*Task brief:* In the entries below, find every line with "水利水电工程" and copy it.

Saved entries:
[START]

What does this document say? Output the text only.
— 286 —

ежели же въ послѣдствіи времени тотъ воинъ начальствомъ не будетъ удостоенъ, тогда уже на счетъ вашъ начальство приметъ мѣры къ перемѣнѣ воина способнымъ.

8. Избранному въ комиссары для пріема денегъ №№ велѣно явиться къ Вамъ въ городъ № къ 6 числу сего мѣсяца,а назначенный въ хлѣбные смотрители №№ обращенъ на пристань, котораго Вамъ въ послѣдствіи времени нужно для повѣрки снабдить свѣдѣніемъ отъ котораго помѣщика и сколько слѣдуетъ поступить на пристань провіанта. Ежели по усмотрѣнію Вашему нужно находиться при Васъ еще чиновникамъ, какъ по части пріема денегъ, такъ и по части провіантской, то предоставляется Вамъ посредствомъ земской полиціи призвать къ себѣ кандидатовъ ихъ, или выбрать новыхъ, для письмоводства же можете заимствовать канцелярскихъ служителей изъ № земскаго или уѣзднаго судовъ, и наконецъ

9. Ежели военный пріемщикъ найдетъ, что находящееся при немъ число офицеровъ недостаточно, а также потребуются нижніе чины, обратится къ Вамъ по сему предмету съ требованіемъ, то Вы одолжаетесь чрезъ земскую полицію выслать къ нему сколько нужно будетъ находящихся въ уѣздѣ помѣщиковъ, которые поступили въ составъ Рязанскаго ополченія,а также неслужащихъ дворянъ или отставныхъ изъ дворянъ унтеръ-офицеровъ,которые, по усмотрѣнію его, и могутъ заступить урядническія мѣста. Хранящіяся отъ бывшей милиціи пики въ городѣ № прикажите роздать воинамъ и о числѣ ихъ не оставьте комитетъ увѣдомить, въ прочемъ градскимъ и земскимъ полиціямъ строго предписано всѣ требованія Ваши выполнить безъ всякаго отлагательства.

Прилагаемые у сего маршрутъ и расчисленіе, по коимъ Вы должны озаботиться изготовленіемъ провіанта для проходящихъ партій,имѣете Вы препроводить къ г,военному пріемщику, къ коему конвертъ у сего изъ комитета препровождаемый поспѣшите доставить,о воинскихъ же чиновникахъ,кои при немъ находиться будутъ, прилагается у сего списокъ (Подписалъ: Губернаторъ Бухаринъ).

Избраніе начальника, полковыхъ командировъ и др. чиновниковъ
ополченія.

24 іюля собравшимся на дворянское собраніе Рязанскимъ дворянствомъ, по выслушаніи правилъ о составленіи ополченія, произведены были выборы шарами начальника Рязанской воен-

[END]
[START]

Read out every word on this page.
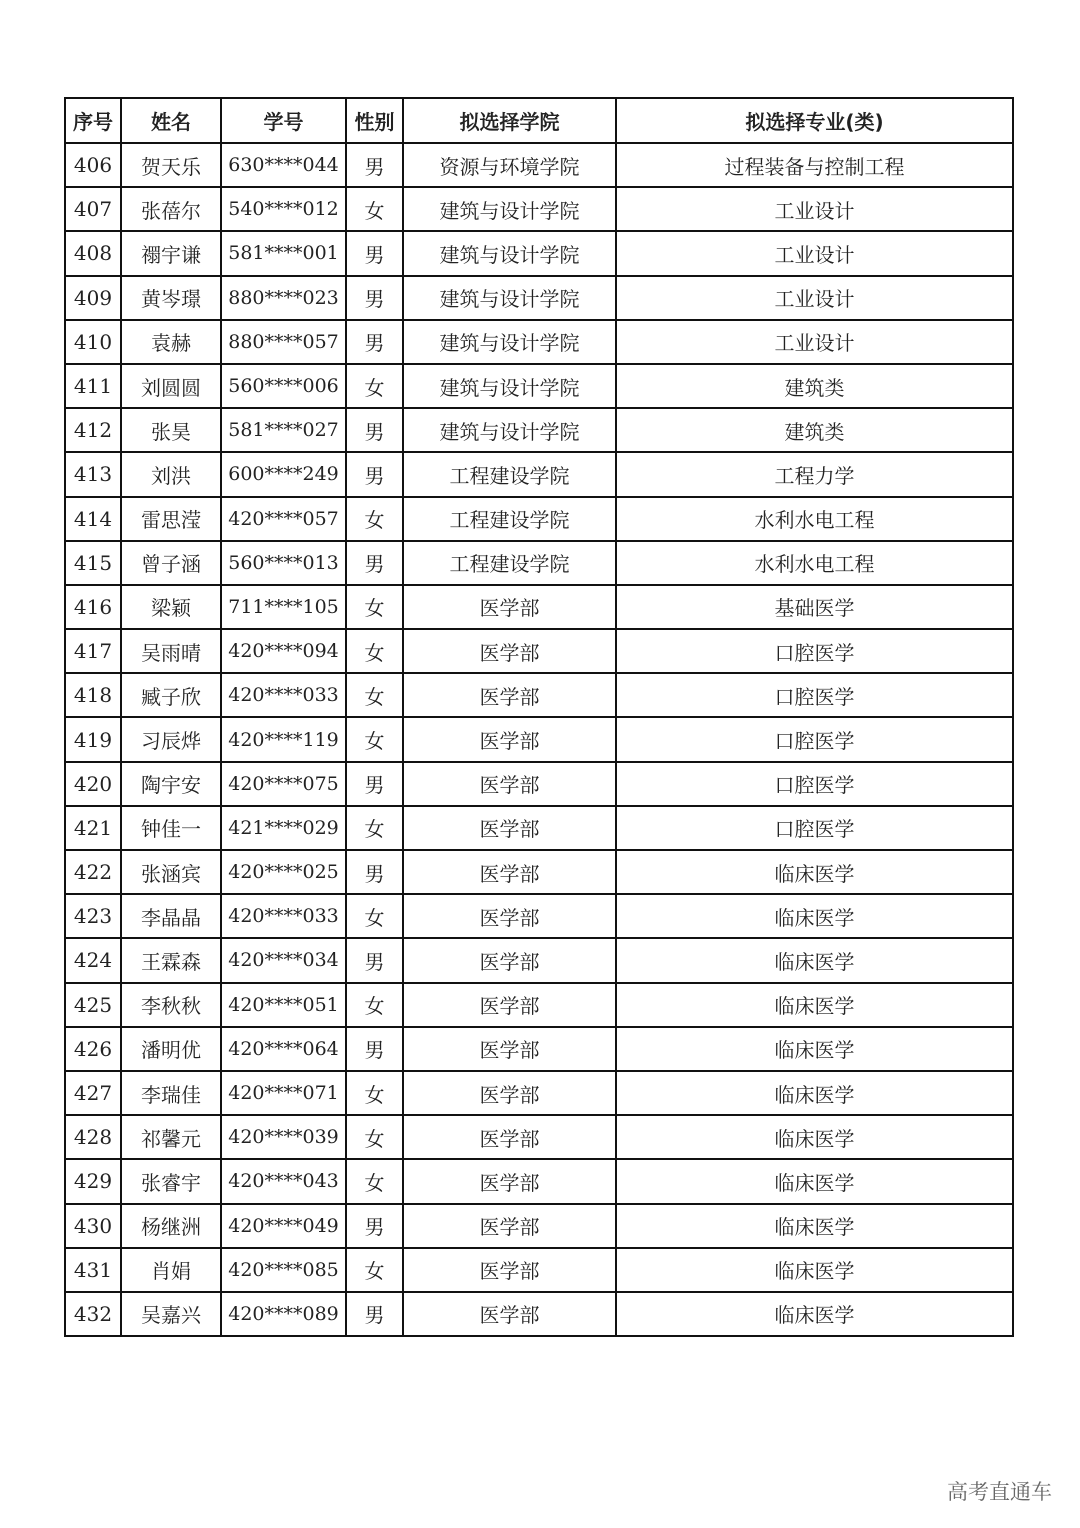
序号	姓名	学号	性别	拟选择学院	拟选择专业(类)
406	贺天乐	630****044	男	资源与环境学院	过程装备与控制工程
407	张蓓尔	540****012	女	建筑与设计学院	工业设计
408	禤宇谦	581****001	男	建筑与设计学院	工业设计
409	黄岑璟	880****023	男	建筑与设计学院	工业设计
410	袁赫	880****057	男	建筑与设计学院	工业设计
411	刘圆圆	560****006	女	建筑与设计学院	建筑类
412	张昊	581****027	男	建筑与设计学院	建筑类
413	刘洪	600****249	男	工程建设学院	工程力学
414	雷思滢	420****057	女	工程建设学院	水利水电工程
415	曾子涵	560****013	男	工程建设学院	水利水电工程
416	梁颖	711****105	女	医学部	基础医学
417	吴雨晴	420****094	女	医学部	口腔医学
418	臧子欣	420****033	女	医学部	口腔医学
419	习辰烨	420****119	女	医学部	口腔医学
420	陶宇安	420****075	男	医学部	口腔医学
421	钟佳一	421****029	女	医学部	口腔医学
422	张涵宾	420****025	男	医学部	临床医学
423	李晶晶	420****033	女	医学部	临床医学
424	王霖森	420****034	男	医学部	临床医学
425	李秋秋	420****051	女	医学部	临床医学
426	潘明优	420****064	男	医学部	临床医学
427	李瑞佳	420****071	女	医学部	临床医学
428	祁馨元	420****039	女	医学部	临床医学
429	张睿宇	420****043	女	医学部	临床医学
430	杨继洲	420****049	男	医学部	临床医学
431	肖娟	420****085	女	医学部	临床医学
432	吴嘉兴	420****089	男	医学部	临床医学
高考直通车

[END]

*Response:*
414	雷思滢	420****057	女	工程建设学院	水利水电工程
415	曾子涵	560****013	男	工程建设学院	水利水电工程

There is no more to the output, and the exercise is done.